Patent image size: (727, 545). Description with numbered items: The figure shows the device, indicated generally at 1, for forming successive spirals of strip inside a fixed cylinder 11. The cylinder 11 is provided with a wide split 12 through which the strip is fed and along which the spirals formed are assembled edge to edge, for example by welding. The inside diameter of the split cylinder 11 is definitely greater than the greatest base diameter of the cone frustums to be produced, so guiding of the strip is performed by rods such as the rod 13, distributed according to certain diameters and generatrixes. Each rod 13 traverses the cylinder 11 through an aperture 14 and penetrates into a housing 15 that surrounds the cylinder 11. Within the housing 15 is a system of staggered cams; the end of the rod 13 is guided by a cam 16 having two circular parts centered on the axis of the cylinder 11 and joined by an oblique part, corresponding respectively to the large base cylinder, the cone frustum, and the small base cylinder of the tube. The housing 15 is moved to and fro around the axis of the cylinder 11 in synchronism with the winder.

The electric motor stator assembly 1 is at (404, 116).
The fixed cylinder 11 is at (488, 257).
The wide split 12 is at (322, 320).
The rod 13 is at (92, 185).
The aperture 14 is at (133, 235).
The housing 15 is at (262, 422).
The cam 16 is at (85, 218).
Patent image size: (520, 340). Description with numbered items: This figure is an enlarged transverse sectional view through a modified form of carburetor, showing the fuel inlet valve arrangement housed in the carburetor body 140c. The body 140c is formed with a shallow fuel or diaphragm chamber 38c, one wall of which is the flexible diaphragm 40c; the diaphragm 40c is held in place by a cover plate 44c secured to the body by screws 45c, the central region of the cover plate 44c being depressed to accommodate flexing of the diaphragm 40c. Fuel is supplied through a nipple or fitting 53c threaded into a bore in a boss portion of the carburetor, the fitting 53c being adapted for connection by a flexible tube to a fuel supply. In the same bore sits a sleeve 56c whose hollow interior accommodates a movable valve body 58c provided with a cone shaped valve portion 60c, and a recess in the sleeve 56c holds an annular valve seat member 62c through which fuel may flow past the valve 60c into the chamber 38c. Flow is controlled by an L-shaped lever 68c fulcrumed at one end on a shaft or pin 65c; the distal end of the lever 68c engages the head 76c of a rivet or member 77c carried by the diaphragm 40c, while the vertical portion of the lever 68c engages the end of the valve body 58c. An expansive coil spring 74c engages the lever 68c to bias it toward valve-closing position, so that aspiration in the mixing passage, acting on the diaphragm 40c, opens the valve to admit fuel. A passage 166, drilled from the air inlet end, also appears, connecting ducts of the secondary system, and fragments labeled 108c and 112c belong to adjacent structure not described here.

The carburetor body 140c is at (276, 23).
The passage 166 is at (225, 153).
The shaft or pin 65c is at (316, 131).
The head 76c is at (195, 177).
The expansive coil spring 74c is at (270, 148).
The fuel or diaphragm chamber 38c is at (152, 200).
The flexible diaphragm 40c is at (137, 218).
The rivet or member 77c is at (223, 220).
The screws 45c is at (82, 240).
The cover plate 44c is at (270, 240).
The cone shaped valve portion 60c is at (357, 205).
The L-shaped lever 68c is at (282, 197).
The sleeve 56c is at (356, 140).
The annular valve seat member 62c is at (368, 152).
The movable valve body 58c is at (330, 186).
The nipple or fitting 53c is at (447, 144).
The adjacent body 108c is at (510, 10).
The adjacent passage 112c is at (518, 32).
---
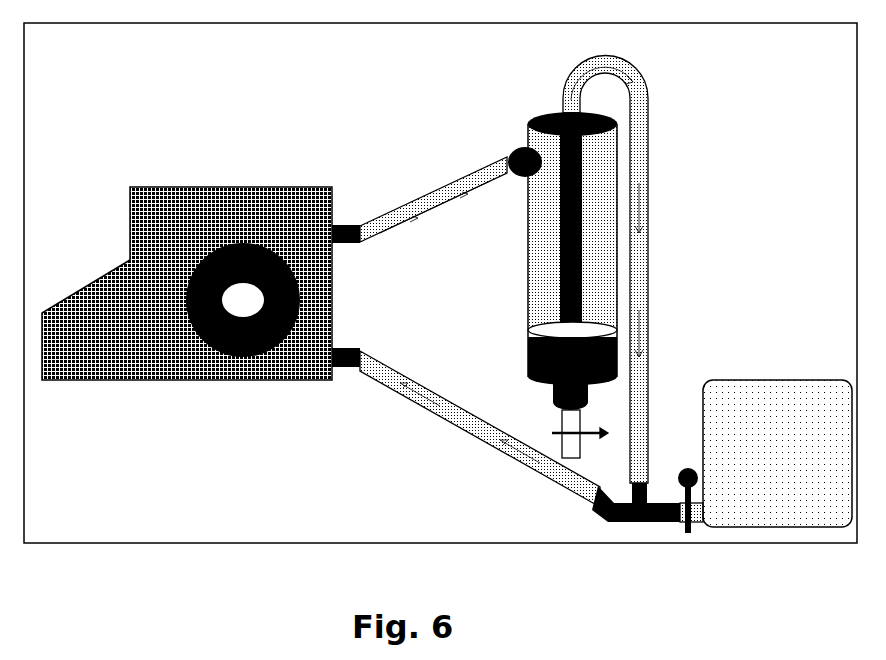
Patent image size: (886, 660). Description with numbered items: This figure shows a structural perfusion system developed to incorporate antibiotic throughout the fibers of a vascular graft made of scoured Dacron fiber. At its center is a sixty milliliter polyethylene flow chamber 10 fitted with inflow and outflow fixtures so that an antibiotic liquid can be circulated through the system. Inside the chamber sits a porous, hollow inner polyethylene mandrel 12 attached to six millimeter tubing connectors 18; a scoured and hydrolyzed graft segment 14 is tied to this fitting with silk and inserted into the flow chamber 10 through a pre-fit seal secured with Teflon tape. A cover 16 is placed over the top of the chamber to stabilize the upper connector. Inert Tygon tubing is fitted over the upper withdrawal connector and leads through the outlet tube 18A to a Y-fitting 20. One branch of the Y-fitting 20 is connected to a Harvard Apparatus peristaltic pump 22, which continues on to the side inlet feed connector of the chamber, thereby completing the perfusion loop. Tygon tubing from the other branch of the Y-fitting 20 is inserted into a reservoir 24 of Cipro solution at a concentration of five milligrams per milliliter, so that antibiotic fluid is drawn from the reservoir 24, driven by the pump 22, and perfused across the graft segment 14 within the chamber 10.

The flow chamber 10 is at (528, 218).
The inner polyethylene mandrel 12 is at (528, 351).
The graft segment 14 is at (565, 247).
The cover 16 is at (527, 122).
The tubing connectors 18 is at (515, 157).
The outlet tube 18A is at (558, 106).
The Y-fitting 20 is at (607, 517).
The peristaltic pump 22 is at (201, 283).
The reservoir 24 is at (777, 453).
...
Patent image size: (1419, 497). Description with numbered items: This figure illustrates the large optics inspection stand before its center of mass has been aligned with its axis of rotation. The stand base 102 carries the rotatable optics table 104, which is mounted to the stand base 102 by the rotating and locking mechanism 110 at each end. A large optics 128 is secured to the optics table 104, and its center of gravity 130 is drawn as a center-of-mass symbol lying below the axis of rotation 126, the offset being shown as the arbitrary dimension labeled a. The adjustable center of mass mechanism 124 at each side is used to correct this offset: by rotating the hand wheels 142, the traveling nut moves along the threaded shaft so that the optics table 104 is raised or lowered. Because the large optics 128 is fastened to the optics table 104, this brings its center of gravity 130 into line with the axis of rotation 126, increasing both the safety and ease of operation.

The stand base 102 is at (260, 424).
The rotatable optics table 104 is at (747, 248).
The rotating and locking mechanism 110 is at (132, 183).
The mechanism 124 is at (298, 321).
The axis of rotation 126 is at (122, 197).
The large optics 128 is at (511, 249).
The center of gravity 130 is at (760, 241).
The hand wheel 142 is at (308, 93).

Aim - Rewrite the stretch from the line containing "Patent image size: (1419, 497)." through the line containing "The rotating and locking mechanism 110 is", switching "inspection" to "examination" and leaving everything else in those lines unchanged.

Exercise response -
Patent image size: (1419, 497). Description with numbered items: This figure illustrates the large optics examination stand before its center of mass has been aligned with its axis of rotation. The stand base 102 carries the rotatable optics table 104, which is mounted to the stand base 102 by the rotating and locking mechanism 110 at each end. A large optics 128 is secured to the optics table 104, and its center of gravity 130 is drawn as a center-of-mass symbol lying below the axis of rotation 126, the offset being shown as the arbitrary dimension labeled a. The adjustable center of mass mechanism 124 at each side is used to correct this offset: by rotating the hand wheels 142, the traveling nut moves along the threaded shaft so that the optics table 104 is raised or lowered. Because the large optics 128 is fastened to the optics table 104, this brings its center of gravity 130 into line with the axis of rotation 126, increasing both the safety and ease of operation.

The stand base 102 is at (260, 424).
The rotatable optics table 104 is at (747, 248).
The rotating and locking mechanism 110 is at (132, 183).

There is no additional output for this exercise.